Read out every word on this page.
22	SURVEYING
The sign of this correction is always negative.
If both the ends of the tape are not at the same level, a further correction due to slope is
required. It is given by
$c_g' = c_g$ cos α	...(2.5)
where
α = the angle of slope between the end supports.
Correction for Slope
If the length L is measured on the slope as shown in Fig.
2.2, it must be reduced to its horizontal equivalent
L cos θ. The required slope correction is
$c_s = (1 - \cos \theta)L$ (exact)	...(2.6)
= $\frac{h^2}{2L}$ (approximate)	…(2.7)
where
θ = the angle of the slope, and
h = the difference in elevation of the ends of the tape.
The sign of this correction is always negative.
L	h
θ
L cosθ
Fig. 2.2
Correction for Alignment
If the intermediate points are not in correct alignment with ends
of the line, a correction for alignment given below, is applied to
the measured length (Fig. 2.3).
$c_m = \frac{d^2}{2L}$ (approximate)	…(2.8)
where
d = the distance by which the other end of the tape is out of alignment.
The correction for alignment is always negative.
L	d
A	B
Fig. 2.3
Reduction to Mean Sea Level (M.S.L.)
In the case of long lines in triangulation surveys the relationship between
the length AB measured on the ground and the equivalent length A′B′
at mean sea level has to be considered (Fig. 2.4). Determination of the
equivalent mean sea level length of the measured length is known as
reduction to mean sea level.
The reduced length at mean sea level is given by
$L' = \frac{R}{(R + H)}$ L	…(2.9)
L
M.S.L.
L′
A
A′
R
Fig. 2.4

Directions for this task: Which lines contain "approximate"? Copy each of them.

The output:
= $\frac{h^2}{2L}$ (approximate)	…(2.7)
$c_m = \frac{d^2}{2L}$ (approximate)	…(2.8)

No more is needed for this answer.